● WHAT YOU HAVE TO DO
Give only the number of lines in the data that contain the word "интервен".

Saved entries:
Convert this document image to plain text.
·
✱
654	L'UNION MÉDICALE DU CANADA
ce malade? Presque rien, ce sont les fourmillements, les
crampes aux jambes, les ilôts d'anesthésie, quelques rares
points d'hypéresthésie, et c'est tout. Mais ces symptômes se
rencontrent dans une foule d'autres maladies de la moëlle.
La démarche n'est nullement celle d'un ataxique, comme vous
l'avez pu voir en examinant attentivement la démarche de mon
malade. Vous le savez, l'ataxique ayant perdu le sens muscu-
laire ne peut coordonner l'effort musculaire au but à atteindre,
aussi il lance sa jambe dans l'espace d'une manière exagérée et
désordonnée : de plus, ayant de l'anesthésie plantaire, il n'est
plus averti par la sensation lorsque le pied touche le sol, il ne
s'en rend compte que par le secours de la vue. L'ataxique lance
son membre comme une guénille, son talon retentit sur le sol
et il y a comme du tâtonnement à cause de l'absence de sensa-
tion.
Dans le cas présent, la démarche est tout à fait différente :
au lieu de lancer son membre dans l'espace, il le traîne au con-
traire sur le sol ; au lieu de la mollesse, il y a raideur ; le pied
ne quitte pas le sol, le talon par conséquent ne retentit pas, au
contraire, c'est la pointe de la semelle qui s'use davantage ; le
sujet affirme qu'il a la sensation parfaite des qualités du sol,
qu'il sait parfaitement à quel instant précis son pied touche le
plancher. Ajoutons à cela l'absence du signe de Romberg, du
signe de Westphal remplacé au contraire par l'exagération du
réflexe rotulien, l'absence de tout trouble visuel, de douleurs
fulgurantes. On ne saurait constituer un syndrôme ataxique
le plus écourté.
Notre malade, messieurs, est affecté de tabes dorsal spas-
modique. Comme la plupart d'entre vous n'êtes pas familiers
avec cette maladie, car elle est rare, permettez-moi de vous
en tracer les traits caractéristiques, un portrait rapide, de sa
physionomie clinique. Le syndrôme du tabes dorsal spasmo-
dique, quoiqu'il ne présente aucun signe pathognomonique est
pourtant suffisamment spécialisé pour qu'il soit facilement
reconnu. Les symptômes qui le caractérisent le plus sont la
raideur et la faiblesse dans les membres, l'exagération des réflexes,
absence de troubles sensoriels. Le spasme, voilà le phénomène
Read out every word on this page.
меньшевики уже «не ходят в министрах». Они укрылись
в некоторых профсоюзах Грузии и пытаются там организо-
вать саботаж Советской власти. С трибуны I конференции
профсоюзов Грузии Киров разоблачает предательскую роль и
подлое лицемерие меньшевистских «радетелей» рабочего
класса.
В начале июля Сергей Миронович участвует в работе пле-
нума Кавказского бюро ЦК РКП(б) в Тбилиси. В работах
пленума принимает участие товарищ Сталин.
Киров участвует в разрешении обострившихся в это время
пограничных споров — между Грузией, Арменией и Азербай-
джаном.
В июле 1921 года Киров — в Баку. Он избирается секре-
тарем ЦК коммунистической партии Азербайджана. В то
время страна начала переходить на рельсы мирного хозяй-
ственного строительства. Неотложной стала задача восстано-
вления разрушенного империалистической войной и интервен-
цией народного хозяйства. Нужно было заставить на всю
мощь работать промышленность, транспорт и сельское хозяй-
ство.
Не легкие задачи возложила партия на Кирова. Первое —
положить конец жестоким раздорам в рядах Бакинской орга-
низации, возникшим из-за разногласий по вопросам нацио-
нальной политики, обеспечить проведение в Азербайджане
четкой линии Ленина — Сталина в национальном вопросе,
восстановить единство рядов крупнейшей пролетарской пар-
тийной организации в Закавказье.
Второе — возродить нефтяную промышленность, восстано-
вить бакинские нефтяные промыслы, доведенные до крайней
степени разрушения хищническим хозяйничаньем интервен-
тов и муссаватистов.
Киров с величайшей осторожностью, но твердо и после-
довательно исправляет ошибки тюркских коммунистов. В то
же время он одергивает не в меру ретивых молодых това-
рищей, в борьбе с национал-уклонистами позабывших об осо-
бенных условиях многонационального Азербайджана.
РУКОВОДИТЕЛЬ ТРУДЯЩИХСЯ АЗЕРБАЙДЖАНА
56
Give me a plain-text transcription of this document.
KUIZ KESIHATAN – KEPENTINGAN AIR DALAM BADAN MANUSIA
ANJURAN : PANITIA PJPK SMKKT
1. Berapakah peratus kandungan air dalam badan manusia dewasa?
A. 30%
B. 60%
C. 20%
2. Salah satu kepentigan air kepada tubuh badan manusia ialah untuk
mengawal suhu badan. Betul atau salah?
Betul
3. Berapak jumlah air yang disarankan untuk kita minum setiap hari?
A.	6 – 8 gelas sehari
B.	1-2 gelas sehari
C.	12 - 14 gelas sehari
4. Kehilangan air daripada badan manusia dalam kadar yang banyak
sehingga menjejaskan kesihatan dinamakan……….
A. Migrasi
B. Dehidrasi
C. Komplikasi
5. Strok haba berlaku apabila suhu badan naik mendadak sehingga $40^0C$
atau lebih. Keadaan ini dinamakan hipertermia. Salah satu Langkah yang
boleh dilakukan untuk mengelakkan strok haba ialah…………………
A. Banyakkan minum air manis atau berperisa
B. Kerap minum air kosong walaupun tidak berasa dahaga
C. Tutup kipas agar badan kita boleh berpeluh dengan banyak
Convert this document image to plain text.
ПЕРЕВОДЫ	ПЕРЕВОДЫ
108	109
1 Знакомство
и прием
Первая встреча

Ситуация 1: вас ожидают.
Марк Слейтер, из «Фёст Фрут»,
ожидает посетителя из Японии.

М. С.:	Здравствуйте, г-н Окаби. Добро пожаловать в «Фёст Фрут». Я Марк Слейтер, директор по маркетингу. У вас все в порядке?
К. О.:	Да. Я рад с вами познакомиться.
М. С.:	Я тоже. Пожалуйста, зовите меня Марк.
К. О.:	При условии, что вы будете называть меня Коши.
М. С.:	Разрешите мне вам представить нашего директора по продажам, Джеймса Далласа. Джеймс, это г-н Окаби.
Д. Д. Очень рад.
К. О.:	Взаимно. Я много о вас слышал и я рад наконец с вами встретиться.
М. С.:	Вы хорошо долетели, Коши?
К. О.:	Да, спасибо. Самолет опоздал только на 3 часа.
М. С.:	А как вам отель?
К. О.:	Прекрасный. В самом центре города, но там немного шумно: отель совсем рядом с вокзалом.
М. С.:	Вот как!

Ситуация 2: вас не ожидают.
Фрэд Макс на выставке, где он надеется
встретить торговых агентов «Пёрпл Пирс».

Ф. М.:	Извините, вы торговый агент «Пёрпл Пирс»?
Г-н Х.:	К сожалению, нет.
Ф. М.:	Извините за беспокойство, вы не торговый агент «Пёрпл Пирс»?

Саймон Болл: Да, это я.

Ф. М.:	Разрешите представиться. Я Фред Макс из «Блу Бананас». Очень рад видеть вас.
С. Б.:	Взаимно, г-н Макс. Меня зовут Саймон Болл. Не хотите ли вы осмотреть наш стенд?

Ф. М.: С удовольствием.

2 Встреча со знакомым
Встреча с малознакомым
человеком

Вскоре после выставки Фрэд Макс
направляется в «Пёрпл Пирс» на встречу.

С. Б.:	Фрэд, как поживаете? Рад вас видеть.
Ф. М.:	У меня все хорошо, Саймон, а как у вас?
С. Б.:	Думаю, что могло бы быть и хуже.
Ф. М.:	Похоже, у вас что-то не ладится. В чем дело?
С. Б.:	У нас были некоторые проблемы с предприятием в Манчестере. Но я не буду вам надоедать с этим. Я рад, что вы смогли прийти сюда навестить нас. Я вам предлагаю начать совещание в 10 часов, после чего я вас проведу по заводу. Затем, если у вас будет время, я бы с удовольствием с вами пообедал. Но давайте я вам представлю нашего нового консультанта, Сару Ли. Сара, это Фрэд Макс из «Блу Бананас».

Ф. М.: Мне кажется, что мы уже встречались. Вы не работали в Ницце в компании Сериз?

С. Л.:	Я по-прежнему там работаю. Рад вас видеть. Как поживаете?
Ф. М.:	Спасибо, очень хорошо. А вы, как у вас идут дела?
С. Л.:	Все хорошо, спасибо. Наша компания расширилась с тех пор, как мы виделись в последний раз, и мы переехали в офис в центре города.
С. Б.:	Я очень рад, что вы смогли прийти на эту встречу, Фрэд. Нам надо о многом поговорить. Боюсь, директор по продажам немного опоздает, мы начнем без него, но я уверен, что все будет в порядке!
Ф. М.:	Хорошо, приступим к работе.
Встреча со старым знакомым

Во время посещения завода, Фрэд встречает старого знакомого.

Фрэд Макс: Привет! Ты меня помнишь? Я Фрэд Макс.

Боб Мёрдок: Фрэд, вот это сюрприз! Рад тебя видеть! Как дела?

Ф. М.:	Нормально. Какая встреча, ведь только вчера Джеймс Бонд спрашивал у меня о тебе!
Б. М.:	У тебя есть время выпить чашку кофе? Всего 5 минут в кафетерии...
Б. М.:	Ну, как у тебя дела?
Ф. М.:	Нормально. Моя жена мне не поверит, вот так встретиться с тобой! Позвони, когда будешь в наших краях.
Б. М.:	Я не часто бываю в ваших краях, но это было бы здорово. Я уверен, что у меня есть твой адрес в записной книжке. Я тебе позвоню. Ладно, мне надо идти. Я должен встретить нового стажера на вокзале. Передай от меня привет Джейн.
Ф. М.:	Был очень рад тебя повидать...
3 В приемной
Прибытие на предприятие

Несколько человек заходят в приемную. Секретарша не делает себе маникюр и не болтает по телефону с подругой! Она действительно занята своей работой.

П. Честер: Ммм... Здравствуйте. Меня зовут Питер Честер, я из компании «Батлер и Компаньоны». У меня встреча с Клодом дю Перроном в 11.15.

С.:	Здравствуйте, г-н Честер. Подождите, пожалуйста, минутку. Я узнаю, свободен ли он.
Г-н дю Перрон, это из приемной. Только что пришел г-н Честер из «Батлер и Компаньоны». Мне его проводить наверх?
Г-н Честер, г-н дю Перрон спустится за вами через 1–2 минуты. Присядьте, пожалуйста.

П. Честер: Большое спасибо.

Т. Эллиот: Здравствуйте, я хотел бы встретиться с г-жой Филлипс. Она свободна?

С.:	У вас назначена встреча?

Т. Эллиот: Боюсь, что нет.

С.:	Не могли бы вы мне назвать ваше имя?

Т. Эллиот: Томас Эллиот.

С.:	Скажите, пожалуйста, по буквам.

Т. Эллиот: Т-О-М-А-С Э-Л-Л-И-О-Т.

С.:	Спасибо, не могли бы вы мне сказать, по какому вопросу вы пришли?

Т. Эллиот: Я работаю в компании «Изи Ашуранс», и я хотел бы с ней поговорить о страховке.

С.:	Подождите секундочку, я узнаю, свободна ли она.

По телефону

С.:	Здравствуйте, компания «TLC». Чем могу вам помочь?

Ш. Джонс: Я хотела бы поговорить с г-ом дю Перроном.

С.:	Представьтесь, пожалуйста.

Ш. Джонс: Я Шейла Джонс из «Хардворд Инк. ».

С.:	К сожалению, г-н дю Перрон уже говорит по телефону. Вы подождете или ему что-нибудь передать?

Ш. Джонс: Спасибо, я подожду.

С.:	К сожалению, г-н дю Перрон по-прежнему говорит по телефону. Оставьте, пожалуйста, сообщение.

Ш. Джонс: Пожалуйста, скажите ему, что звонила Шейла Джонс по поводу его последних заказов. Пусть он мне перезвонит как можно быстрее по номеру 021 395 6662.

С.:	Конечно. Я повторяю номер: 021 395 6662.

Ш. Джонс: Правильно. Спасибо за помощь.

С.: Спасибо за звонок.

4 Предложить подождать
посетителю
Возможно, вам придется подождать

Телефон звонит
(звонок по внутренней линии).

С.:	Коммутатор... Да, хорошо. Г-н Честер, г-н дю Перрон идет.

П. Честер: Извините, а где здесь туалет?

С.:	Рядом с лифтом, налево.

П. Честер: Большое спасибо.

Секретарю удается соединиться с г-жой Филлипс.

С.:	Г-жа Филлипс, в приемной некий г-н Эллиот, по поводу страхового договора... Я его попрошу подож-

● SOLUTION FOR THIS PROBLEM
2